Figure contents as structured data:
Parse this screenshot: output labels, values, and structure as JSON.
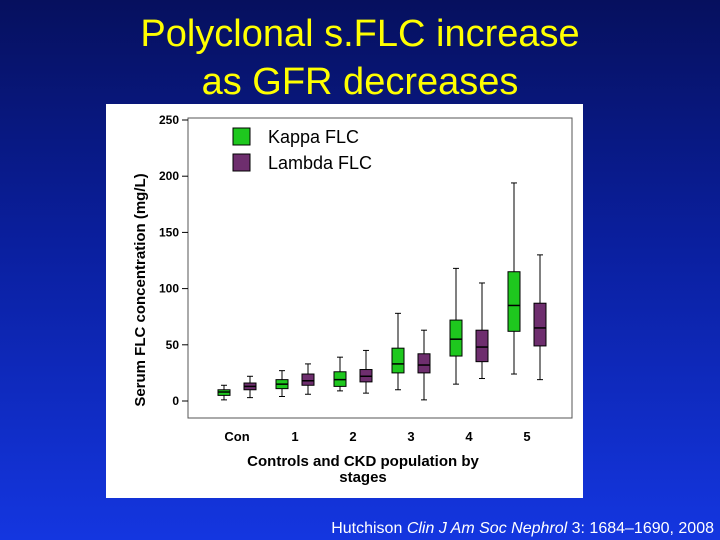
{
  "slide": {
    "title_line1": "Polyclonal s.FLC increase",
    "title_line2": "as GFR decreases",
    "citation": {
      "author": "Hutchison",
      "journal": "Clin J Am Soc Nephrol",
      "volume": "3:",
      "pages_year": "1684–1690, 2008"
    },
    "colors": {
      "title": "#ffff00",
      "kappa": "#1ec81e",
      "lambda": "#6e2e6e"
    }
  },
  "chart_data": {
    "type": "box",
    "title": "",
    "xlabel_line1": "Controls and CKD population by",
    "xlabel_line2": "stages",
    "ylabel": "Serum FLC concentration (mg/L)",
    "ylim": [
      0,
      250
    ],
    "yticks": [
      0,
      50,
      100,
      150,
      200,
      250
    ],
    "categories": [
      "Con",
      "1",
      "2",
      "3",
      "4",
      "5"
    ],
    "legend": {
      "placement": "top-left",
      "entries": [
        "Kappa FLC",
        "Lambda FLC"
      ]
    },
    "grid": false,
    "series": [
      {
        "name": "Kappa FLC",
        "color": "#1ec81e",
        "boxes": [
          {
            "min": 1,
            "q1": 5,
            "median": 8,
            "q3": 10,
            "max": 14
          },
          {
            "min": 4,
            "q1": 11,
            "median": 15,
            "q3": 19,
            "max": 27
          },
          {
            "min": 9,
            "q1": 13,
            "median": 19,
            "q3": 26,
            "max": 39
          },
          {
            "min": 10,
            "q1": 25,
            "median": 33,
            "q3": 47,
            "max": 78
          },
          {
            "min": 15,
            "q1": 40,
            "median": 55,
            "q3": 72,
            "max": 118
          },
          {
            "min": 24,
            "q1": 62,
            "median": 85,
            "q3": 115,
            "max": 194
          }
        ]
      },
      {
        "name": "Lambda FLC",
        "color": "#6e2e6e",
        "boxes": [
          {
            "min": 3,
            "q1": 10,
            "median": 13,
            "q3": 16,
            "max": 22
          },
          {
            "min": 6,
            "q1": 14,
            "median": 18,
            "q3": 24,
            "max": 33
          },
          {
            "min": 7,
            "q1": 17,
            "median": 22,
            "q3": 28,
            "max": 45
          },
          {
            "min": 1,
            "q1": 25,
            "median": 32,
            "q3": 42,
            "max": 63
          },
          {
            "min": 20,
            "q1": 35,
            "median": 48,
            "q3": 63,
            "max": 105
          },
          {
            "min": 19,
            "q1": 49,
            "median": 65,
            "q3": 87,
            "max": 130
          }
        ]
      }
    ]
  }
}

GOAL OF THE EXERCISE
What you return should match the records above word for word, minus the pictures.

OUTPUT FOR THIS EXERCISE
Parse this screenshot: output labels, values, and structure as JSON.
{
  "slide": {
    "title_line1": "Polyclonal s.FLC increase",
    "title_line2": "as GFR decreases",
    "citation": {
      "author": "Hutchison",
      "journal": "Clin J Am Soc Nephrol",
      "volume": "3:",
      "pages_year": "1684–1690, 2008"
    },
    "colors": {
      "title": "#ffff00",
      "kappa": "#1ec81e",
      "lambda": "#6e2e6e"
    }
  },
  "chart_data": {
    "type": "box",
    "title": "",
    "xlabel_line1": "Controls and CKD population by",
    "xlabel_line2": "stages",
    "ylabel": "Serum FLC concentration (mg/L)",
    "ylim": [
      0,
      250
    ],
    "yticks": [
      0,
      50,
      100,
      150,
      200,
      250
    ],
    "categories": [
      "Con",
      "1",
      "2",
      "3",
      "4",
      "5"
    ],
    "legend": {
      "placement": "top-left",
      "entries": [
        "Kappa FLC",
        "Lambda FLC"
      ]
    },
    "grid": false,
    "series": [
      {
        "name": "Kappa FLC",
        "color": "#1ec81e",
        "boxes": [
          {
            "min": 1,
            "q1": 5,
            "median": 8,
            "q3": 10,
            "max": 14
          },
          {
            "min": 4,
            "q1": 11,
            "median": 15,
            "q3": 19,
            "max": 27
          },
          {
            "min": 9,
            "q1": 13,
            "median": 19,
            "q3": 26,
            "max": 39
          },
          {
            "min": 10,
            "q1": 25,
            "median": 33,
            "q3": 47,
            "max": 78
          },
          {
            "min": 15,
            "q1": 40,
            "median": 55,
            "q3": 72,
            "max": 118
          },
          {
            "min": 24,
            "q1": 62,
            "median": 85,
            "q3": 115,
            "max": 194
          }
        ]
      },
      {
        "name": "Lambda FLC",
        "color": "#6e2e6e",
        "boxes": [
          {
            "min": 3,
            "q1": 10,
            "median": 13,
            "q3": 16,
            "max": 22
          },
          {
            "min": 6,
            "q1": 14,
            "median": 18,
            "q3": 24,
            "max": 33
          },
          {
            "min": 7,
            "q1": 17,
            "median": 22,
            "q3": 28,
            "max": 45
          },
          {
            "min": 1,
            "q1": 25,
            "median": 32,
            "q3": 42,
            "max": 63
          },
          {
            "min": 20,
            "q1": 35,
            "median": 48,
            "q3": 63,
            "max": 105
          },
          {
            "min": 19,
            "q1": 49,
            "median": 65,
            "q3": 87,
            "max": 130
          }
        ]
      }
    ]
  }
}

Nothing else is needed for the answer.